SET TASK> Pull out from the material below all lines with "this".

-- START --

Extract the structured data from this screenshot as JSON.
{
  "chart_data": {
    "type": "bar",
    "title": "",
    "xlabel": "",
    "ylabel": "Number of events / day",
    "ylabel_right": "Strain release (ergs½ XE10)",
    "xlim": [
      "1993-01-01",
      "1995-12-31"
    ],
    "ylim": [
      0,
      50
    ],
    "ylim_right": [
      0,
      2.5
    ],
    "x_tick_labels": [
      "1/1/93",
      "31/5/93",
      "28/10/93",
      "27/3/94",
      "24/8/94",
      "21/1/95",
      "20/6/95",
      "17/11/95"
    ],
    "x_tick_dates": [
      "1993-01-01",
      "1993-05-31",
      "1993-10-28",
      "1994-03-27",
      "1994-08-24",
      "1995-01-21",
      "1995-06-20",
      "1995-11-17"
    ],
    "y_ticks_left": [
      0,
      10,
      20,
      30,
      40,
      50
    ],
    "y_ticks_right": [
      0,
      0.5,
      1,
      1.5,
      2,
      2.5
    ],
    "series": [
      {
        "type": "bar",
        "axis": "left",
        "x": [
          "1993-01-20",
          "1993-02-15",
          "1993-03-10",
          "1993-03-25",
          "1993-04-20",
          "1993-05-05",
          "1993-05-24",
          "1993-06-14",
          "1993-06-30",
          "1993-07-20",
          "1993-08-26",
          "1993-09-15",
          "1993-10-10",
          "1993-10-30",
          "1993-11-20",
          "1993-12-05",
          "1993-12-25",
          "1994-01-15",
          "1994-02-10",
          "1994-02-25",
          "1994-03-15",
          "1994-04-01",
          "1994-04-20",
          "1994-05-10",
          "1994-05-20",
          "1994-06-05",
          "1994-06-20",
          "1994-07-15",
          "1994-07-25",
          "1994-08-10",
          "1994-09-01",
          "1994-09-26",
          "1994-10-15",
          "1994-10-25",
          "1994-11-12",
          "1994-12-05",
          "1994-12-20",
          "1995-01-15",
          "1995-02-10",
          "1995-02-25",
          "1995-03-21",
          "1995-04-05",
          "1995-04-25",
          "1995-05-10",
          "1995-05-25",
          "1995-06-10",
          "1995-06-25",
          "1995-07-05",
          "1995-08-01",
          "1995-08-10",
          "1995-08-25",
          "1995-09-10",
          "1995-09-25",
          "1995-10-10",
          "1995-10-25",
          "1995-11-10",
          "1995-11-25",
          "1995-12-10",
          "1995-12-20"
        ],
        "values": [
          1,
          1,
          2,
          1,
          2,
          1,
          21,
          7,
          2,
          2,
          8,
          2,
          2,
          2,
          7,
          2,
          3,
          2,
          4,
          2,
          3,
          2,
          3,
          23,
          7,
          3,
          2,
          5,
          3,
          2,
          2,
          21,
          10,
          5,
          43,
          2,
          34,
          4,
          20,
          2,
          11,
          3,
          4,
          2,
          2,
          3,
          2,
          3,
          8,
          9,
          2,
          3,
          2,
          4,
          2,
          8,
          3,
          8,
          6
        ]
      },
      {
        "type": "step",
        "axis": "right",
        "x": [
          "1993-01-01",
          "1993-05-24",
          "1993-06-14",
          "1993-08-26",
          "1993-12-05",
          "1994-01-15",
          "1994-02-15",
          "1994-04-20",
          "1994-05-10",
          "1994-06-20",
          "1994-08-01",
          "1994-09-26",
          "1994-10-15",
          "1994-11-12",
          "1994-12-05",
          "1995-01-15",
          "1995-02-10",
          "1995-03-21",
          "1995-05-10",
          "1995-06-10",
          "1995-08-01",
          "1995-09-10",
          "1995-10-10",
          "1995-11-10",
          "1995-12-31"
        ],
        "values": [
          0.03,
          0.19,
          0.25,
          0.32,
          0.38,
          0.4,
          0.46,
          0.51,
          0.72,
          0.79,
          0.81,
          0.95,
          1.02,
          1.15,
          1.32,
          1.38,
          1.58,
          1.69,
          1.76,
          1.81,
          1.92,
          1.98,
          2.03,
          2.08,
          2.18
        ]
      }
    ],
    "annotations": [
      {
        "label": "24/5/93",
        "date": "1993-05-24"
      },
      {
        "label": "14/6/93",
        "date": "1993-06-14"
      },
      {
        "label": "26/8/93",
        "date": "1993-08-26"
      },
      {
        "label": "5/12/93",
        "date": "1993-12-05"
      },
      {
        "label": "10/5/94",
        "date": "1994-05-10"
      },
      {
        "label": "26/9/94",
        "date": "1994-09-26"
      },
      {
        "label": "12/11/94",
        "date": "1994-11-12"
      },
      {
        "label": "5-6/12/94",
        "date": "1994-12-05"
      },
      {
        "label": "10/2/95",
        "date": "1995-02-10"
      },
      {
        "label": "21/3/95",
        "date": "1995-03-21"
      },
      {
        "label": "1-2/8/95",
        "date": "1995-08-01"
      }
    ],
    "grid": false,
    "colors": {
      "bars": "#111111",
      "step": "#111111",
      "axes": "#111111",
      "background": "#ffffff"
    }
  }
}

-- END --
-- START --

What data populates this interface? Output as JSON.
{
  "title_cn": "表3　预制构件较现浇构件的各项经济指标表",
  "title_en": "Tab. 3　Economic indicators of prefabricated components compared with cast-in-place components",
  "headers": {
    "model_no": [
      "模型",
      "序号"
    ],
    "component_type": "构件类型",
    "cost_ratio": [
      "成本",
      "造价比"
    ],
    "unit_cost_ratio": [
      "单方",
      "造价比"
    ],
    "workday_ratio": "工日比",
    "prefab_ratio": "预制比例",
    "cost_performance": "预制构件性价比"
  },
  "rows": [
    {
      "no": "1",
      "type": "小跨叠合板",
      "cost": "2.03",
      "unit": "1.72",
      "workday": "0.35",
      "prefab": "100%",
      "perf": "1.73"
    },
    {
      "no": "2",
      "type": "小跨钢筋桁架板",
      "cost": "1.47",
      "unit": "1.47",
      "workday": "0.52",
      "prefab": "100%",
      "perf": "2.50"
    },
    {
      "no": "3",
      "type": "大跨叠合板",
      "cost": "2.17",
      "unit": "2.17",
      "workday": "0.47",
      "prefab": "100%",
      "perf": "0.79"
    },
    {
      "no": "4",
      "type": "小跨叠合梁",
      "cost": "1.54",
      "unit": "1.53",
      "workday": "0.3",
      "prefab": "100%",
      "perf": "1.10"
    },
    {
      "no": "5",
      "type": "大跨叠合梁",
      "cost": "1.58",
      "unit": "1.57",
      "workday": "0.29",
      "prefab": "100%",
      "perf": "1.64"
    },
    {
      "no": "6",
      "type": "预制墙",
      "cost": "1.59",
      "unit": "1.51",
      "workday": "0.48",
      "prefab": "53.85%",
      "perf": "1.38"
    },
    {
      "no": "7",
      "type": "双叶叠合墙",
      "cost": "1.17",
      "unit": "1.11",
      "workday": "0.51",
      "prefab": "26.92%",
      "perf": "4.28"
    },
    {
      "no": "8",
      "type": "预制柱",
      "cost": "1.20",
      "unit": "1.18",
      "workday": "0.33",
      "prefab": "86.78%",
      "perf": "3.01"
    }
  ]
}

-- END --
-- START --

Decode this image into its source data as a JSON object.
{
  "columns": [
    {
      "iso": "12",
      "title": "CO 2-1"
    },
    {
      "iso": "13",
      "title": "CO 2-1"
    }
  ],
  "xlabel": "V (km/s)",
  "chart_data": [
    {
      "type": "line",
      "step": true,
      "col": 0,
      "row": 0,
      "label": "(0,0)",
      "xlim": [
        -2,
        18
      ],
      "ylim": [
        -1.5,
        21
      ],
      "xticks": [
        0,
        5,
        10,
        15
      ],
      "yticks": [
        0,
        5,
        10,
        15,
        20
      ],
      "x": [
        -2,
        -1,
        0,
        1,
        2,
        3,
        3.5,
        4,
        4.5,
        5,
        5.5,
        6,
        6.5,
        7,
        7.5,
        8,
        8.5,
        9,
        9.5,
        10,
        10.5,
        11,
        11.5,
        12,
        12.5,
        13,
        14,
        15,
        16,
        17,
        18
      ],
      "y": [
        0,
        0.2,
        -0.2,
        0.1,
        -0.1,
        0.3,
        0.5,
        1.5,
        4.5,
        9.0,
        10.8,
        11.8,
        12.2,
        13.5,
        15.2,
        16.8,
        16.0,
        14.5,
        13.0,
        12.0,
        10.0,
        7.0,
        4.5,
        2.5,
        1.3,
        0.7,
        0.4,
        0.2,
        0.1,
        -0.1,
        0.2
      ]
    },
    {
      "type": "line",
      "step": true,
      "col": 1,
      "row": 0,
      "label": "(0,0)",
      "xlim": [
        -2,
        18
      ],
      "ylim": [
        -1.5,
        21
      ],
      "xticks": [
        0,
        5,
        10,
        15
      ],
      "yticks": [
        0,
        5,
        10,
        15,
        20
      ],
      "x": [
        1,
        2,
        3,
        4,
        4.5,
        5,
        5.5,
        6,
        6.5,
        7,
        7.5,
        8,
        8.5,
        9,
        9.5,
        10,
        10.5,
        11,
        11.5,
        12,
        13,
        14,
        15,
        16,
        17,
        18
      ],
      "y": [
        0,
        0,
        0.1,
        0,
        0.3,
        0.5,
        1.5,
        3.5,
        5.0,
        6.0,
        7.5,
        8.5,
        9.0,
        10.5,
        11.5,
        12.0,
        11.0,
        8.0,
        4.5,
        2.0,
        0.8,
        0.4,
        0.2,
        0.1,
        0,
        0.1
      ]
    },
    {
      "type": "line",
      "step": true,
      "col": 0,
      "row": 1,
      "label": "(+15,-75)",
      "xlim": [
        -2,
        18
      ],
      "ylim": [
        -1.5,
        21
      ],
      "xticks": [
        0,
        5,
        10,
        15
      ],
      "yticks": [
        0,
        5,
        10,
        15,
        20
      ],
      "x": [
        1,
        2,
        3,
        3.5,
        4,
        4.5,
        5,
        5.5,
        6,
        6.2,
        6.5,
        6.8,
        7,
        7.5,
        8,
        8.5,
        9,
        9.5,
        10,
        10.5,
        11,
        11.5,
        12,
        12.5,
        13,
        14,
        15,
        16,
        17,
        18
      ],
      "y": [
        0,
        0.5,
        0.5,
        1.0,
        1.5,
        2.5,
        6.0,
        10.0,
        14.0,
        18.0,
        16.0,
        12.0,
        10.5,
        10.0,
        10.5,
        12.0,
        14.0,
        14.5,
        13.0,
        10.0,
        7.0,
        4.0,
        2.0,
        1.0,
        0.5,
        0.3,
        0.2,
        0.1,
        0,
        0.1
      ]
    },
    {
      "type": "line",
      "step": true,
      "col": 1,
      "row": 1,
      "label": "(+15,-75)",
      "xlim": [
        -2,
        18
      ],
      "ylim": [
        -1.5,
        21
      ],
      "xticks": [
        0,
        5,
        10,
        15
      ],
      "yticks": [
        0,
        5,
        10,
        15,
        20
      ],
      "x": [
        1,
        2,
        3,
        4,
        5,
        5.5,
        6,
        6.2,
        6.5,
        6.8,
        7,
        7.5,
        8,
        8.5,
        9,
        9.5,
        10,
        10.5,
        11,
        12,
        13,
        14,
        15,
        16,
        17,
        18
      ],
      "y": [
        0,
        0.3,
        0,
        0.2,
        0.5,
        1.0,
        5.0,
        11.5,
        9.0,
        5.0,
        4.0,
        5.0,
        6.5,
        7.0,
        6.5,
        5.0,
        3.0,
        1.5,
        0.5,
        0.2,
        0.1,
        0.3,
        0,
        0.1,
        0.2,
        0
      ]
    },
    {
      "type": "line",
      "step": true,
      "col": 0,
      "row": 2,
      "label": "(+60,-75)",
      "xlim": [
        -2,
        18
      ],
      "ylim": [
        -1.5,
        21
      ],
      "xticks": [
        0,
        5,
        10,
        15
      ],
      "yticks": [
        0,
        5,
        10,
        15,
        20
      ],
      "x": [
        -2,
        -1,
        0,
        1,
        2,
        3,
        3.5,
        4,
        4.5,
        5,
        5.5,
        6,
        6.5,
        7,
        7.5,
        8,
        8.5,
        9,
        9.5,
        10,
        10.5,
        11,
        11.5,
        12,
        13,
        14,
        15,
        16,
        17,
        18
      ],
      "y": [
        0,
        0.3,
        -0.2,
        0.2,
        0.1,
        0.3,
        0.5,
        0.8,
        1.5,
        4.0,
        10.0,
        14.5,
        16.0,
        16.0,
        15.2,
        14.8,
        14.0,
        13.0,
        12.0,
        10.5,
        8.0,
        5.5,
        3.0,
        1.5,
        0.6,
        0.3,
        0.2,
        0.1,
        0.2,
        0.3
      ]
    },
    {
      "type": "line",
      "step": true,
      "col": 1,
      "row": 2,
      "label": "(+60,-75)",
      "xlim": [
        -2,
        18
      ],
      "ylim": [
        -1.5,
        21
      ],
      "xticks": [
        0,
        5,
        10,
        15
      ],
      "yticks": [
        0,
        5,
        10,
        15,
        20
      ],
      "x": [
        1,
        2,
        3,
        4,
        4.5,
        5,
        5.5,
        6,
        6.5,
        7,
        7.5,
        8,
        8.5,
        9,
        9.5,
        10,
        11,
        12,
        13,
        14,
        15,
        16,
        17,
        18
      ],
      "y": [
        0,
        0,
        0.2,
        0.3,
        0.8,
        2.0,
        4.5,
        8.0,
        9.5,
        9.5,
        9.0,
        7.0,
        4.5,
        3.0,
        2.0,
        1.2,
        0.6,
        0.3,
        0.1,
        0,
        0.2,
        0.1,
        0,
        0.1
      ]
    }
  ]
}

-- END --

ANSWER TO THE PROBLEM>
Extract the structured data from this screenshot as JSON.
What data populates this interface? Output as JSON.
Decode this image into its source data as a JSON object.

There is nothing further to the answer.